» **CHALLENGE**:
Give every entry again, word for word.

** Start INFORMATION SUPPLIED **

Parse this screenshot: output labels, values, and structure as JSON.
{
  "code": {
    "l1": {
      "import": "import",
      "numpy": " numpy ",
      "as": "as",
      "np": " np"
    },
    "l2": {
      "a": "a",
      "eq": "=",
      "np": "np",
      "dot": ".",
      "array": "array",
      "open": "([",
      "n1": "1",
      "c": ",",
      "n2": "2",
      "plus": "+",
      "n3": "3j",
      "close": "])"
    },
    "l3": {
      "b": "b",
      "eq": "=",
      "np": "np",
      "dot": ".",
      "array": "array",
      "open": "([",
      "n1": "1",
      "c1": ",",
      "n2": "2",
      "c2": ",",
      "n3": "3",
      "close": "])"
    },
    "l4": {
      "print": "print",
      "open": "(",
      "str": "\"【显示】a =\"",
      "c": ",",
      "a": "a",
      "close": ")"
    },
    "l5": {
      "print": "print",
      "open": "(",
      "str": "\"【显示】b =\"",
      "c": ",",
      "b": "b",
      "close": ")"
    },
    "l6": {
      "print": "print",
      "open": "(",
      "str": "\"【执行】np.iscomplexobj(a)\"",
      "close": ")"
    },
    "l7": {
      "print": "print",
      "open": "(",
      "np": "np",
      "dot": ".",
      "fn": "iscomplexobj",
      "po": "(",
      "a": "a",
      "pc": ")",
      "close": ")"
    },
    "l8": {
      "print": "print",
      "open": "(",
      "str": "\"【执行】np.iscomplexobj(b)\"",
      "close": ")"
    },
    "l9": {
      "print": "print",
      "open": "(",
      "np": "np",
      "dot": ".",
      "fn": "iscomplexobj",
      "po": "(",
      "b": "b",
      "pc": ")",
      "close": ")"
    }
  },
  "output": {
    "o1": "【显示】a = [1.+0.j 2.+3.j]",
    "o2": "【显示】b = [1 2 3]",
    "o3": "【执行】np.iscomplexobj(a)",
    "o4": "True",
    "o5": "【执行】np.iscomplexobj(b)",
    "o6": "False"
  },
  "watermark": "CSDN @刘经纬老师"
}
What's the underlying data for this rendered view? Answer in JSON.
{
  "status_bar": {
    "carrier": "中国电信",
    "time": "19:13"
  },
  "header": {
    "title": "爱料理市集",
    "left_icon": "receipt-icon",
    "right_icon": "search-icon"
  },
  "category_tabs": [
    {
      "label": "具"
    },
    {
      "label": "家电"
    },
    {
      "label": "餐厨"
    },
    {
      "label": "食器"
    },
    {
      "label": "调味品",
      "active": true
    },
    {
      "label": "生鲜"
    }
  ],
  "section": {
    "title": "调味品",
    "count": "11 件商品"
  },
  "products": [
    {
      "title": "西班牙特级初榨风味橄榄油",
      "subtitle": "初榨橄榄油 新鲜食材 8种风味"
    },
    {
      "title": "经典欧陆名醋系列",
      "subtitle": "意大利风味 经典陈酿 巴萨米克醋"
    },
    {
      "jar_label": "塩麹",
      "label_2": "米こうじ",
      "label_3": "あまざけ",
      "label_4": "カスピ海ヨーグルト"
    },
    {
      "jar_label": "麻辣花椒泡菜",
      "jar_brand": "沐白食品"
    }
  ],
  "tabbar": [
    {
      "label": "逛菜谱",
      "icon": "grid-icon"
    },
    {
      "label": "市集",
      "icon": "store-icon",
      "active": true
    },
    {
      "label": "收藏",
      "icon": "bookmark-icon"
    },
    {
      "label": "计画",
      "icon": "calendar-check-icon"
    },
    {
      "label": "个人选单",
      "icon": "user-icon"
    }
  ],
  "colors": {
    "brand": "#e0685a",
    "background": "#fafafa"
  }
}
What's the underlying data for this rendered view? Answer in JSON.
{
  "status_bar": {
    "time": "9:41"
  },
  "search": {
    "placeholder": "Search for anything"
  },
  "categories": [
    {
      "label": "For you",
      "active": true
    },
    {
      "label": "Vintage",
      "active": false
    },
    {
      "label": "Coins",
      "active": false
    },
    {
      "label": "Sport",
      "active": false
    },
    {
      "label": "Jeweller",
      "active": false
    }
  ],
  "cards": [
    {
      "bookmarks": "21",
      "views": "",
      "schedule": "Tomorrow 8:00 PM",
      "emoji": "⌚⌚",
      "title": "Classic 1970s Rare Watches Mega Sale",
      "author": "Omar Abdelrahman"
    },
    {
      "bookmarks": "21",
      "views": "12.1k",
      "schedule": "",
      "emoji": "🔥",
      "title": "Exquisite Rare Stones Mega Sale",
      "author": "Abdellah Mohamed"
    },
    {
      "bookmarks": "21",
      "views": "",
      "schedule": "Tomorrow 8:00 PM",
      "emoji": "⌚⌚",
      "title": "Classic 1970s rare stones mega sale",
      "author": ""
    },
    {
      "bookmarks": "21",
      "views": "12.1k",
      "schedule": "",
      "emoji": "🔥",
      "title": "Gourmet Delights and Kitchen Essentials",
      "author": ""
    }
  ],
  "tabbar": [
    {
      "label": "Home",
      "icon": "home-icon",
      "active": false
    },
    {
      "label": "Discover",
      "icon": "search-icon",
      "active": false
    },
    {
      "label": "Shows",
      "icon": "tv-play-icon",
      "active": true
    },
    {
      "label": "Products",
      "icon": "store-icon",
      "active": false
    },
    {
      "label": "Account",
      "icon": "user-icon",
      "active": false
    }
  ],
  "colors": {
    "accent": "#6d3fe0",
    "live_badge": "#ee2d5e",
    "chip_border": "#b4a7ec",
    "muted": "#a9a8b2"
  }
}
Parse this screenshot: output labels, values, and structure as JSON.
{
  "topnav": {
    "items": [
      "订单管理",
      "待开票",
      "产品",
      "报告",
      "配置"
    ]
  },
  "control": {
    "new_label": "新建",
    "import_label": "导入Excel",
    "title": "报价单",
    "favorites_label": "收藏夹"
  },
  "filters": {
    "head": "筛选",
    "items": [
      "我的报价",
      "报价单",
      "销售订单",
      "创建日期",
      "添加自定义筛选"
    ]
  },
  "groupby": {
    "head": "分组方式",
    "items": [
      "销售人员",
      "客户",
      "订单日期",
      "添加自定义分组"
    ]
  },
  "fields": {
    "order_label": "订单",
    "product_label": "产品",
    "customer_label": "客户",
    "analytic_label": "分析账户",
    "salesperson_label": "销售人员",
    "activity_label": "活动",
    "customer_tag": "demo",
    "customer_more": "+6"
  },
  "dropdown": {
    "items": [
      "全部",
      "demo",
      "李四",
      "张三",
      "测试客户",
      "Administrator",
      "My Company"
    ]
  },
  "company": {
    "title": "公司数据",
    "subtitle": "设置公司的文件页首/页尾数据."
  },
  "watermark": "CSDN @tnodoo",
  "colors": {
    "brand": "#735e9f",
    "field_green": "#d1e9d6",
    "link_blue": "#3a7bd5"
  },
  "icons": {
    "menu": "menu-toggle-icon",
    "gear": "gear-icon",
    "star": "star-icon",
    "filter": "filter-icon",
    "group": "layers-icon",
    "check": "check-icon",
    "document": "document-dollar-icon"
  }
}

** End INFORMATION SUPPLIED **

» **FULL ANSWER**:
Parse this screenshot: output labels, values, and structure as JSON.
{
  "code": {
    "l1": {
      "import": "import",
      "numpy": " numpy ",
      "as": "as",
      "np": " np"
    },
    "l2": {
      "a": "a",
      "eq": "=",
      "np": "np",
      "dot": ".",
      "array": "array",
      "open": "([",
      "n1": "1",
      "c": ",",
      "n2": "2",
      "plus": "+",
      "n3": "3j",
      "close": "])"
    },
    "l3": {
      "b": "b",
      "eq": "=",
      "np": "np",
      "dot": ".",
      "array": "array",
      "open": "([",
      "n1": "1",
      "c1": ",",
      "n2": "2",
      "c2": ",",
      "n3": "3",
      "close": "])"
    },
    "l4": {
      "print": "print",
      "open": "(",
      "str": "\"【显示】a =\"",
      "c": ",",
      "a": "a",
      "close": ")"
    },
    "l5": {
      "print": "print",
      "open": "(",
      "str": "\"【显示】b =\"",
      "c": ",",
      "b": "b",
      "close": ")"
    },
    "l6": {
      "print": "print",
      "open": "(",
      "str": "\"【执行】np.iscomplexobj(a)\"",
      "close": ")"
    },
    "l7": {
      "print": "print",
      "open": "(",
      "np": "np",
      "dot": ".",
      "fn": "iscomplexobj",
      "po": "(",
      "a": "a",
      "pc": ")",
      "close": ")"
    },
    "l8": {
      "print": "print",
      "open": "(",
      "str": "\"【执行】np.iscomplexobj(b)\"",
      "close": ")"
    },
    "l9": {
      "print": "print",
      "open": "(",
      "np": "np",
      "dot": ".",
      "fn": "iscomplexobj",
      "po": "(",
      "b": "b",
      "pc": ")",
      "close": ")"
    }
  },
  "output": {
    "o1": "【显示】a = [1.+0.j 2.+3.j]",
    "o2": "【显示】b = [1 2 3]",
    "o3": "【执行】np.iscomplexobj(a)",
    "o4": "True",
    "o5": "【执行】np.iscomplexobj(b)",
    "o6": "False"
  },
  "watermark": "CSDN @刘经纬老师"
}
What's the underlying data for this rendered view? Answer in JSON.
{
  "status_bar": {
    "carrier": "中国电信",
    "time": "19:13"
  },
  "header": {
    "title": "爱料理市集",
    "left_icon": "receipt-icon",
    "right_icon": "search-icon"
  },
  "category_tabs": [
    {
      "label": "具"
    },
    {
      "label": "家电"
    },
    {
      "label": "餐厨"
    },
    {
      "label": "食器"
    },
    {
      "label": "调味品",
      "active": true
    },
    {
      "label": "生鲜"
    }
  ],
  "section": {
    "title": "调味品",
    "count": "11 件商品"
  },
  "products": [
    {
      "title": "西班牙特级初榨风味橄榄油",
      "subtitle": "初榨橄榄油 新鲜食材 8种风味"
    },
    {
      "title": "经典欧陆名醋系列",
      "subtitle": "意大利风味 经典陈酿 巴萨米克醋"
    },
    {
      "jar_label": "塩麹",
      "label_2": "米こうじ",
      "label_3": "あまざけ",
      "label_4": "カスピ海ヨーグルト"
    },
    {
      "jar_label": "麻辣花椒泡菜",
      "jar_brand": "沐白食品"
    }
  ],
  "tabbar": [
    {
      "label": "逛菜谱",
      "icon": "grid-icon"
    },
    {
      "label": "市集",
      "icon": "store-icon",
      "active": true
    },
    {
      "label": "收藏",
      "icon": "bookmark-icon"
    },
    {
      "label": "计画",
      "icon": "calendar-check-icon"
    },
    {
      "label": "个人选单",
      "icon": "user-icon"
    }
  ],
  "colors": {
    "brand": "#e0685a",
    "background": "#fafafa"
  }
}
What's the underlying data for this rendered view? Answer in JSON.
{
  "status_bar": {
    "time": "9:41"
  },
  "search": {
    "placeholder": "Search for anything"
  },
  "categories": [
    {
      "label": "For you",
      "active": true
    },
    {
      "label": "Vintage",
      "active": false
    },
    {
      "label": "Coins",
      "active": false
    },
    {
      "label": "Sport",
      "active": false
    },
    {
      "label": "Jeweller",
      "active": false
    }
  ],
  "cards": [
    {
      "bookmarks": "21",
      "views": "",
      "schedule": "Tomorrow 8:00 PM",
      "emoji": "⌚⌚",
      "title": "Classic 1970s Rare Watches Mega Sale",
      "author": "Omar Abdelrahman"
    },
    {
      "bookmarks": "21",
      "views": "12.1k",
      "schedule": "",
      "emoji": "🔥",
      "title": "Exquisite Rare Stones Mega Sale",
      "author": "Abdellah Mohamed"
    },
    {
      "bookmarks": "21",
      "views": "",
      "schedule": "Tomorrow 8:00 PM",
      "emoji": "⌚⌚",
      "title": "Classic 1970s rare stones mega sale",
      "author": ""
    },
    {
      "bookmarks": "21",
      "views": "12.1k",
      "schedule": "",
      "emoji": "🔥",
      "title": "Gourmet Delights and Kitchen Essentials",
      "author": ""
    }
  ],
  "tabbar": [
    {
      "label": "Home",
      "icon": "home-icon",
      "active": false
    },
    {
      "label": "Discover",
      "icon": "search-icon",
      "active": false
    },
    {
      "label": "Shows",
      "icon": "tv-play-icon",
      "active": true
    },
    {
      "label": "Products",
      "icon": "store-icon",
      "active": false
    },
    {
      "label": "Account",
      "icon": "user-icon",
      "active": false
    }
  ],
  "colors": {
    "accent": "#6d3fe0",
    "live_badge": "#ee2d5e",
    "chip_border": "#b4a7ec",
    "muted": "#a9a8b2"
  }
}
Parse this screenshot: output labels, values, and structure as JSON.
{
  "topnav": {
    "items": [
      "订单管理",
      "待开票",
      "产品",
      "报告",
      "配置"
    ]
  },
  "control": {
    "new_label": "新建",
    "import_label": "导入Excel",
    "title": "报价单",
    "favorites_label": "收藏夹"
  },
  "filters": {
    "head": "筛选",
    "items": [
      "我的报价",
      "报价单",
      "销售订单",
      "创建日期",
      "添加自定义筛选"
    ]
  },
  "groupby": {
    "head": "分组方式",
    "items": [
      "销售人员",
      "客户",
      "订单日期",
      "添加自定义分组"
    ]
  },
  "fields": {
    "order_label": "订单",
    "product_label": "产品",
    "customer_label": "客户",
    "analytic_label": "分析账户",
    "salesperson_label": "销售人员",
    "activity_label": "活动",
    "customer_tag": "demo",
    "customer_more": "+6"
  },
  "dropdown": {
    "items": [
      "全部",
      "demo",
      "李四",
      "张三",
      "测试客户",
      "Administrator",
      "My Company"
    ]
  },
  "company": {
    "title": "公司数据",
    "subtitle": "设置公司的文件页首/页尾数据."
  },
  "watermark": "CSDN @tnodoo",
  "colors": {
    "brand": "#735e9f",
    "field_green": "#d1e9d6",
    "link_blue": "#3a7bd5"
  },
  "icons": {
    "menu": "menu-toggle-icon",
    "gear": "gear-icon",
    "star": "star-icon",
    "filter": "filter-icon",
    "group": "layers-icon",
    "check": "check-icon",
    "document": "document-dollar-icon"
  }
}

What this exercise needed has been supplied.